> [Goal of the exercise] Without including any pictures, copy each entry below exactly.

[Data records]
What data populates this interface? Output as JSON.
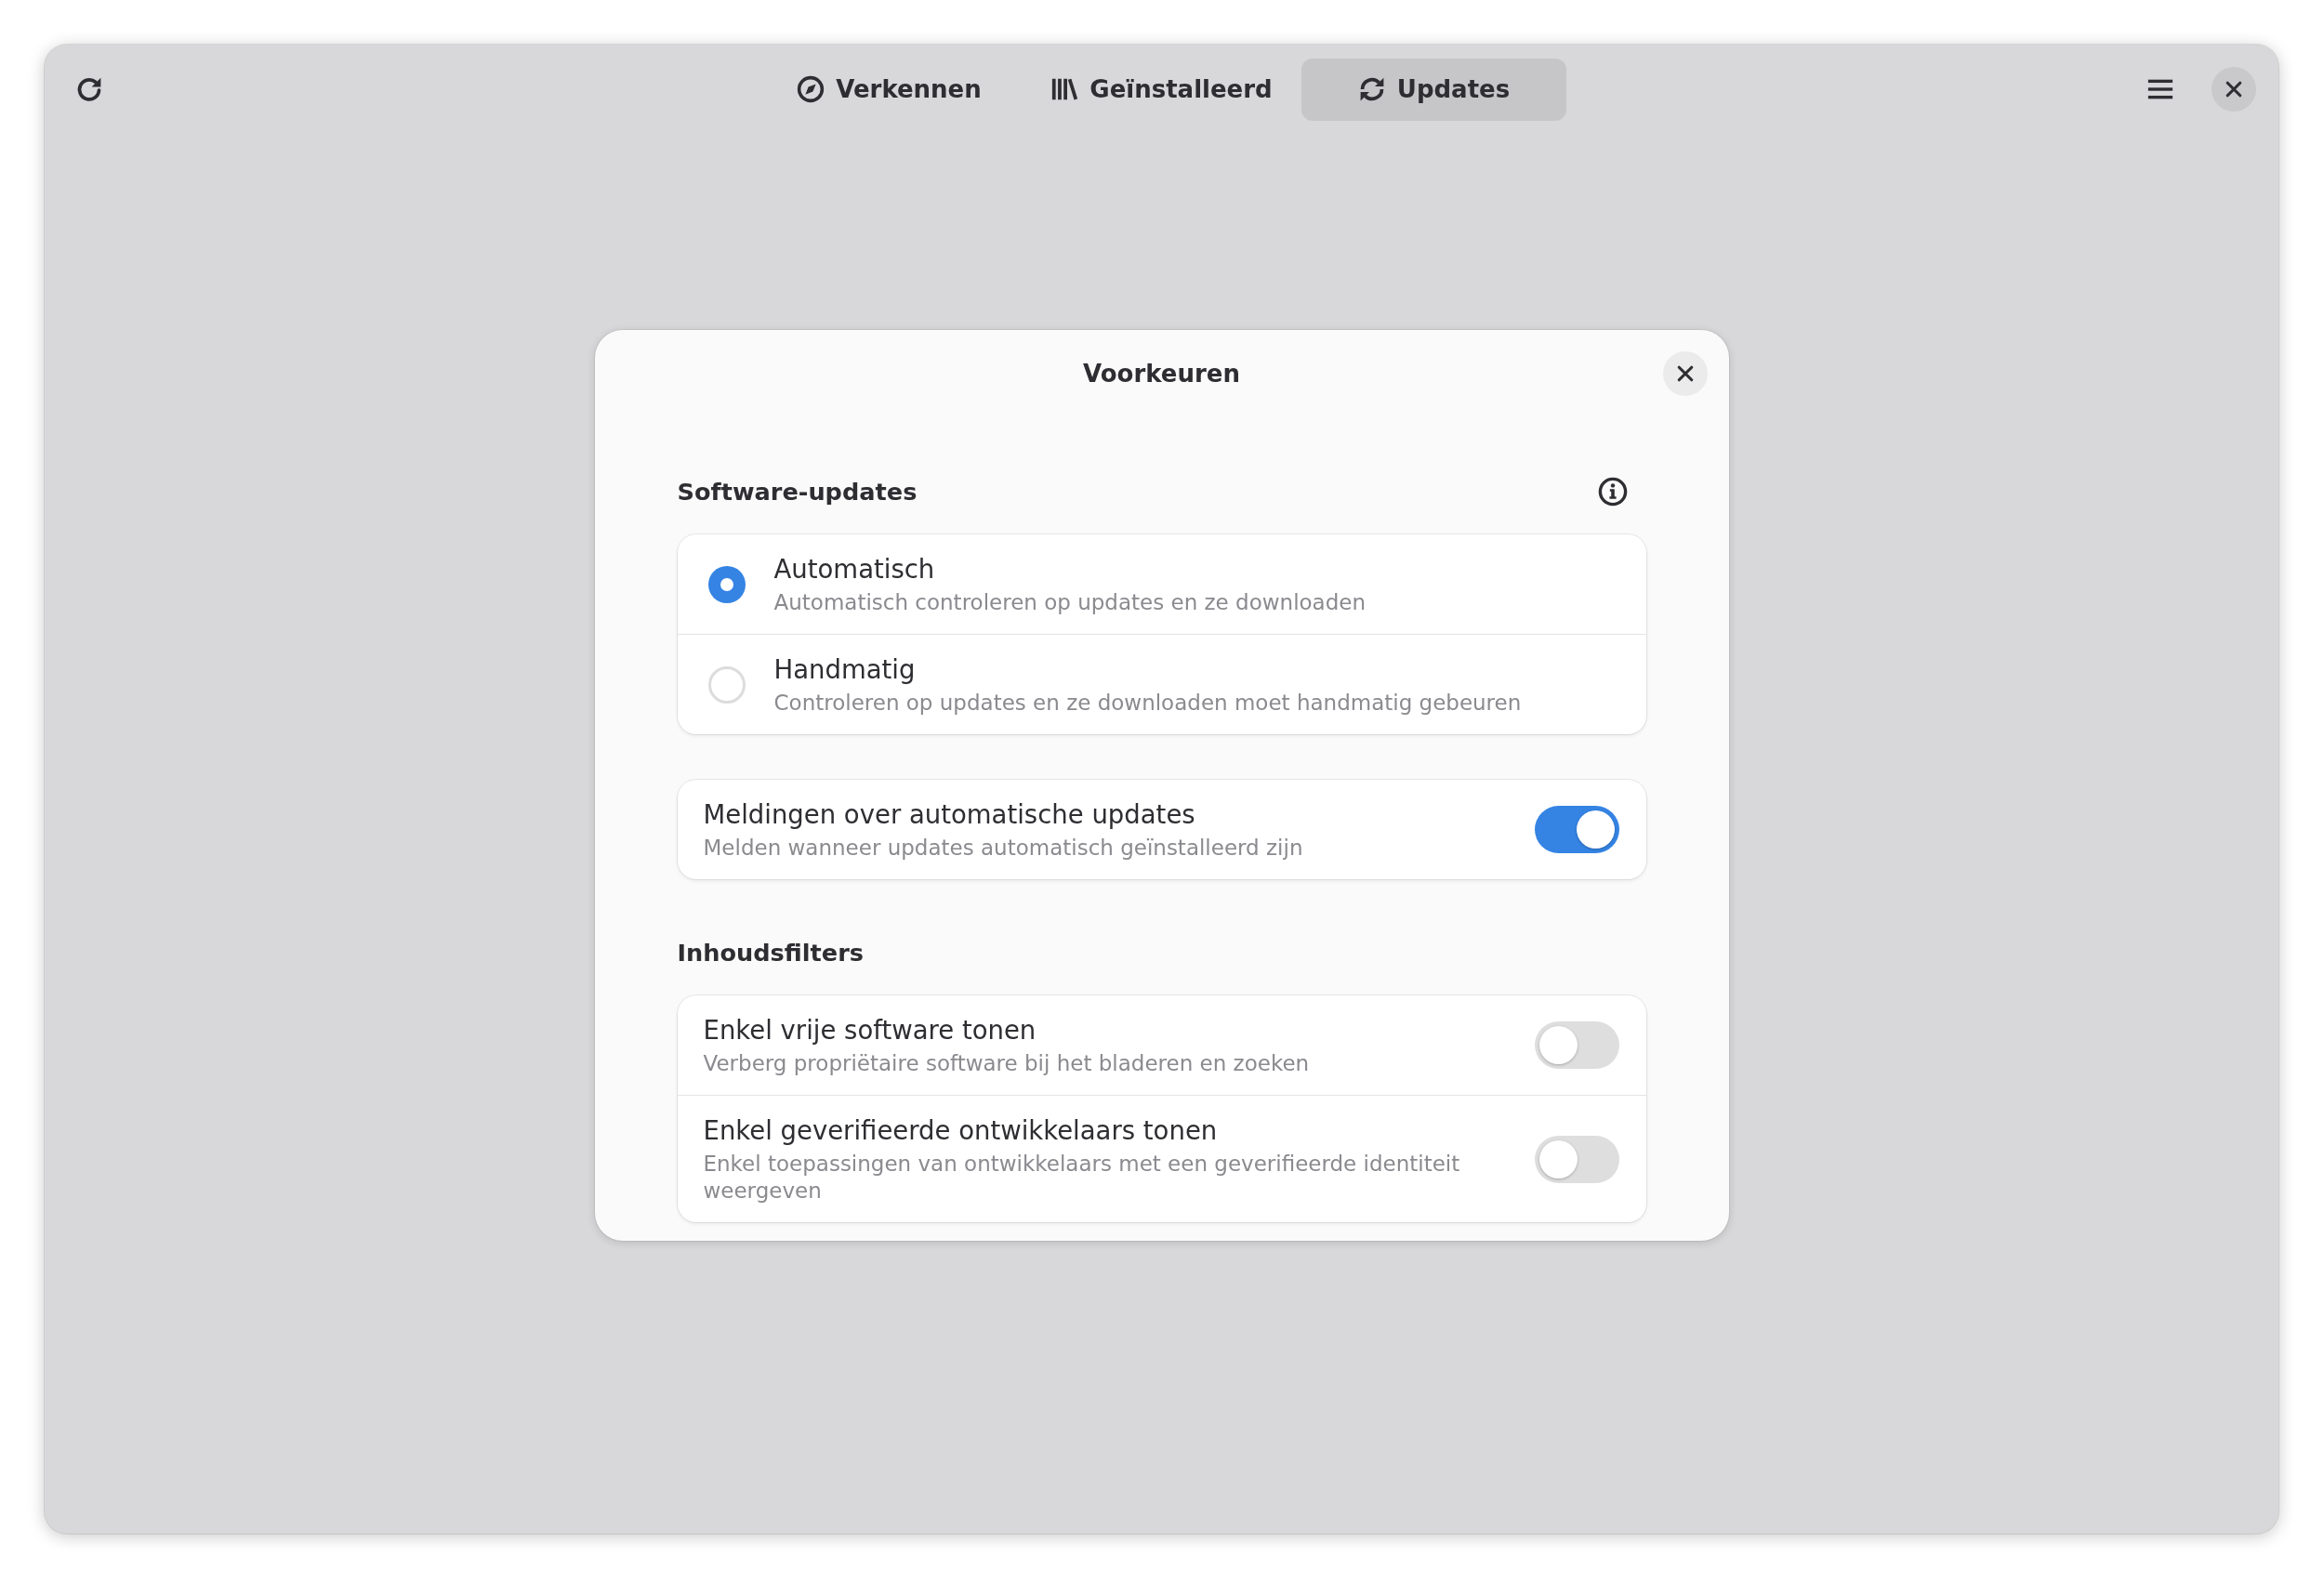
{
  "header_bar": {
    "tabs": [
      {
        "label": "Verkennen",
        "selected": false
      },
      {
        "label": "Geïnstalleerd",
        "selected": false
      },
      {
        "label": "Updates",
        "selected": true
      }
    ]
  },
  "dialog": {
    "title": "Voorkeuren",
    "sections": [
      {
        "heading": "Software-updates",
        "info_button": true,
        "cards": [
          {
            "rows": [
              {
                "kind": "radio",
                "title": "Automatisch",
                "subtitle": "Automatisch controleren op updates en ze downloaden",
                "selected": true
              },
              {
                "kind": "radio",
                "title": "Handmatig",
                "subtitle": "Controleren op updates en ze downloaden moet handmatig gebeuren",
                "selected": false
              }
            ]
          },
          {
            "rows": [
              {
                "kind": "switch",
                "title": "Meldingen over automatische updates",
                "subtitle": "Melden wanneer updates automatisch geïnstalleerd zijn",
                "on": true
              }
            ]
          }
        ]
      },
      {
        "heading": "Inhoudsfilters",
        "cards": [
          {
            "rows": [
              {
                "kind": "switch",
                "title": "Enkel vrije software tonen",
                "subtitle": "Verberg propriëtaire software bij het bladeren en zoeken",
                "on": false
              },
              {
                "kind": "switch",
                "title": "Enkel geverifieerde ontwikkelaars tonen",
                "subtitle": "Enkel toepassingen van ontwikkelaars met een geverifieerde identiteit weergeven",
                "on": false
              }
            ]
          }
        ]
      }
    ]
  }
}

> [Finished answer]
What data populates this interface? Output as JSON.
{
  "header_bar": {
    "tabs": [
      {
        "label": "Verkennen",
        "selected": false
      },
      {
        "label": "Geïnstalleerd",
        "selected": false
      },
      {
        "label": "Updates",
        "selected": true
      }
    ]
  },
  "dialog": {
    "title": "Voorkeuren",
    "sections": [
      {
        "heading": "Software-updates",
        "info_button": true,
        "cards": [
          {
            "rows": [
              {
                "kind": "radio",
                "title": "Automatisch",
                "subtitle": "Automatisch controleren op updates en ze downloaden",
                "selected": true
              },
              {
                "kind": "radio",
                "title": "Handmatig",
                "subtitle": "Controleren op updates en ze downloaden moet handmatig gebeuren",
                "selected": false
              }
            ]
          },
          {
            "rows": [
              {
                "kind": "switch",
                "title": "Meldingen over automatische updates",
                "subtitle": "Melden wanneer updates automatisch geïnstalleerd zijn",
                "on": true
              }
            ]
          }
        ]
      },
      {
        "heading": "Inhoudsfilters",
        "cards": [
          {
            "rows": [
              {
                "kind": "switch",
                "title": "Enkel vrije software tonen",
                "subtitle": "Verberg propriëtaire software bij het bladeren en zoeken",
                "on": false
              },
              {
                "kind": "switch",
                "title": "Enkel geverifieerde ontwikkelaars tonen",
                "subtitle": "Enkel toepassingen van ontwikkelaars met een geverifieerde identiteit weergeven",
                "on": false
              }
            ]
          }
        ]
      }
    ]
  }
}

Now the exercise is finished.